(TASK INSTRUCTIONS) Repeat the whole listing exactly.

(RAW RECORDS)

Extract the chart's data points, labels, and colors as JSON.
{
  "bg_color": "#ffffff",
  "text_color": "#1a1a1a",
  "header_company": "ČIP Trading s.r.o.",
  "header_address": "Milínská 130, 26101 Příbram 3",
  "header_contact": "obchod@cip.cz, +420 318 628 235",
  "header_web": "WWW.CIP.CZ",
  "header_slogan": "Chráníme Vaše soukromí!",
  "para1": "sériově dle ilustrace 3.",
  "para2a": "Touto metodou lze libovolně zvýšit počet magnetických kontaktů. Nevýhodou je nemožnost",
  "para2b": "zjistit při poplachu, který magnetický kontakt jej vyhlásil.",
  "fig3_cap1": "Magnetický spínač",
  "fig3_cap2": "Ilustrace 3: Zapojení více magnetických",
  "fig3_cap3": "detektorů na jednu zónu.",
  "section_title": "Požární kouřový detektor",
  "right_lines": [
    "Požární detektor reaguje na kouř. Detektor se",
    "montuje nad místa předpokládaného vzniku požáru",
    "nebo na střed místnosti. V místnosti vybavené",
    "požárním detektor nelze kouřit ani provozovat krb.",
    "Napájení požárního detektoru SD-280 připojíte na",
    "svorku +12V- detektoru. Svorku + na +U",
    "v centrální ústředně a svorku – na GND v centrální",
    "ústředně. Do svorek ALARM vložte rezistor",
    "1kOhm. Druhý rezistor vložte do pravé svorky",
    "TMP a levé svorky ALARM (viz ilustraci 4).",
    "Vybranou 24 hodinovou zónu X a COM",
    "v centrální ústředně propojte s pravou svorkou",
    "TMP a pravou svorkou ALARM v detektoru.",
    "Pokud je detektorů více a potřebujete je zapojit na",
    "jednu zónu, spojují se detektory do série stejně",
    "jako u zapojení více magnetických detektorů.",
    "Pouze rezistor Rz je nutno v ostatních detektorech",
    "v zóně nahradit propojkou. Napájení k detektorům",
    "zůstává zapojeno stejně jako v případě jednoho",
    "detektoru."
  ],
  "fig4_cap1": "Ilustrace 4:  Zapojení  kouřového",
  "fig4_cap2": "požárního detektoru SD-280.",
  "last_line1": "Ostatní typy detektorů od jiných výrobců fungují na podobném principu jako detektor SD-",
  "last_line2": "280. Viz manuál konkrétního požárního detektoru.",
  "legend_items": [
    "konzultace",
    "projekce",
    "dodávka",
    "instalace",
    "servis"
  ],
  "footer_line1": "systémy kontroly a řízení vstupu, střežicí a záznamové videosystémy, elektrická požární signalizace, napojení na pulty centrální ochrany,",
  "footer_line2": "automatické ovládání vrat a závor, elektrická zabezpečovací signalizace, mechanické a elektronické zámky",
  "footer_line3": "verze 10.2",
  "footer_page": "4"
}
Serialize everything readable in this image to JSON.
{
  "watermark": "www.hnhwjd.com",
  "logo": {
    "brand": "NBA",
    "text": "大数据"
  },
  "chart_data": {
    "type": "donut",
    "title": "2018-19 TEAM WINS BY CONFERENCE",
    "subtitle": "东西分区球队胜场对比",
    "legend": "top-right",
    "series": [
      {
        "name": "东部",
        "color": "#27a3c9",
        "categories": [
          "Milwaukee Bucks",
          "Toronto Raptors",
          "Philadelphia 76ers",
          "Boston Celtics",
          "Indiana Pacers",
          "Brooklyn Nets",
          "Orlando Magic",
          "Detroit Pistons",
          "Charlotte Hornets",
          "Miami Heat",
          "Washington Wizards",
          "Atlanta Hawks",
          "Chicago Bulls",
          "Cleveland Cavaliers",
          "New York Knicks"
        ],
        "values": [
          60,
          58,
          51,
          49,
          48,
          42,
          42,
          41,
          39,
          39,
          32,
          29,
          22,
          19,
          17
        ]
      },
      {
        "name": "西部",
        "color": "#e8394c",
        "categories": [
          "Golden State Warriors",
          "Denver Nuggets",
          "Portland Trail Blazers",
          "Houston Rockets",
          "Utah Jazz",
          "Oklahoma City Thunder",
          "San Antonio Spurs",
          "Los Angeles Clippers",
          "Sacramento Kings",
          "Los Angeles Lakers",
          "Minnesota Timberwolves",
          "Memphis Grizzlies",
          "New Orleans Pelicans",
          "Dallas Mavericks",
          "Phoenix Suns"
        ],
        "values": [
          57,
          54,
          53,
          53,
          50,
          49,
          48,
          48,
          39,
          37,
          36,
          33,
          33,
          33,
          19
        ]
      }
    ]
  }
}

(THE ANSWER)
Extract the chart's data points, labels, and colors as JSON.
{
  "bg_color": "#ffffff",
  "text_color": "#1a1a1a",
  "header_company": "ČIP Trading s.r.o.",
  "header_address": "Milínská 130, 26101 Příbram 3",
  "header_contact": "obchod@cip.cz, +420 318 628 235",
  "header_web": "WWW.CIP.CZ",
  "header_slogan": "Chráníme Vaše soukromí!",
  "para1": "sériově dle ilustrace 3.",
  "para2a": "Touto metodou lze libovolně zvýšit počet magnetických kontaktů. Nevýhodou je nemožnost",
  "para2b": "zjistit při poplachu, který magnetický kontakt jej vyhlásil.",
  "fig3_cap1": "Magnetický spínač",
  "fig3_cap2": "Ilustrace 3: Zapojení více magnetických",
  "fig3_cap3": "detektorů na jednu zónu.",
  "section_title": "Požární kouřový detektor",
  "right_lines": [
    "Požární detektor reaguje na kouř. Detektor se",
    "montuje nad místa předpokládaného vzniku požáru",
    "nebo na střed místnosti. V místnosti vybavené",
    "požárním detektor nelze kouřit ani provozovat krb.",
    "Napájení požárního detektoru SD-280 připojíte na",
    "svorku +12V- detektoru. Svorku + na +U",
    "v centrální ústředně a svorku – na GND v centrální",
    "ústředně. Do svorek ALARM vložte rezistor",
    "1kOhm. Druhý rezistor vložte do pravé svorky",
    "TMP a levé svorky ALARM (viz ilustraci 4).",
    "Vybranou 24 hodinovou zónu X a COM",
    "v centrální ústředně propojte s pravou svorkou",
    "TMP a pravou svorkou ALARM v detektoru.",
    "Pokud je detektorů více a potřebujete je zapojit na",
    "jednu zónu, spojují se detektory do série stejně",
    "jako u zapojení více magnetických detektorů.",
    "Pouze rezistor Rz je nutno v ostatních detektorech",
    "v zóně nahradit propojkou. Napájení k detektorům",
    "zůstává zapojeno stejně jako v případě jednoho",
    "detektoru."
  ],
  "fig4_cap1": "Ilustrace 4:  Zapojení  kouřového",
  "fig4_cap2": "požárního detektoru SD-280.",
  "last_line1": "Ostatní typy detektorů od jiných výrobců fungují na podobném principu jako detektor SD-",
  "last_line2": "280. Viz manuál konkrétního požárního detektoru.",
  "legend_items": [
    "konzultace",
    "projekce",
    "dodávka",
    "instalace",
    "servis"
  ],
  "footer_line1": "systémy kontroly a řízení vstupu, střežicí a záznamové videosystémy, elektrická požární signalizace, napojení na pulty centrální ochrany,",
  "footer_line2": "automatické ovládání vrat a závor, elektrická zabezpečovací signalizace, mechanické a elektronické zámky",
  "footer_line3": "verze 10.2",
  "footer_page": "4"
}
Serialize everything readable in this image to JSON.
{
  "watermark": "www.hnhwjd.com",
  "logo": {
    "brand": "NBA",
    "text": "大数据"
  },
  "chart_data": {
    "type": "donut",
    "title": "2018-19 TEAM WINS BY CONFERENCE",
    "subtitle": "东西分区球队胜场对比",
    "legend": "top-right",
    "series": [
      {
        "name": "东部",
        "color": "#27a3c9",
        "categories": [
          "Milwaukee Bucks",
          "Toronto Raptors",
          "Philadelphia 76ers",
          "Boston Celtics",
          "Indiana Pacers",
          "Brooklyn Nets",
          "Orlando Magic",
          "Detroit Pistons",
          "Charlotte Hornets",
          "Miami Heat",
          "Washington Wizards",
          "Atlanta Hawks",
          "Chicago Bulls",
          "Cleveland Cavaliers",
          "New York Knicks"
        ],
        "values": [
          60,
          58,
          51,
          49,
          48,
          42,
          42,
          41,
          39,
          39,
          32,
          29,
          22,
          19,
          17
        ]
      },
      {
        "name": "西部",
        "color": "#e8394c",
        "categories": [
          "Golden State Warriors",
          "Denver Nuggets",
          "Portland Trail Blazers",
          "Houston Rockets",
          "Utah Jazz",
          "Oklahoma City Thunder",
          "San Antonio Spurs",
          "Los Angeles Clippers",
          "Sacramento Kings",
          "Los Angeles Lakers",
          "Minnesota Timberwolves",
          "Memphis Grizzlies",
          "New Orleans Pelicans",
          "Dallas Mavericks",
          "Phoenix Suns"
        ],
        "values": [
          57,
          54,
          53,
          53,
          50,
          49,
          48,
          48,
          39,
          37,
          36,
          33,
          33,
          33,
          19
        ]
      }
    ]
  }
}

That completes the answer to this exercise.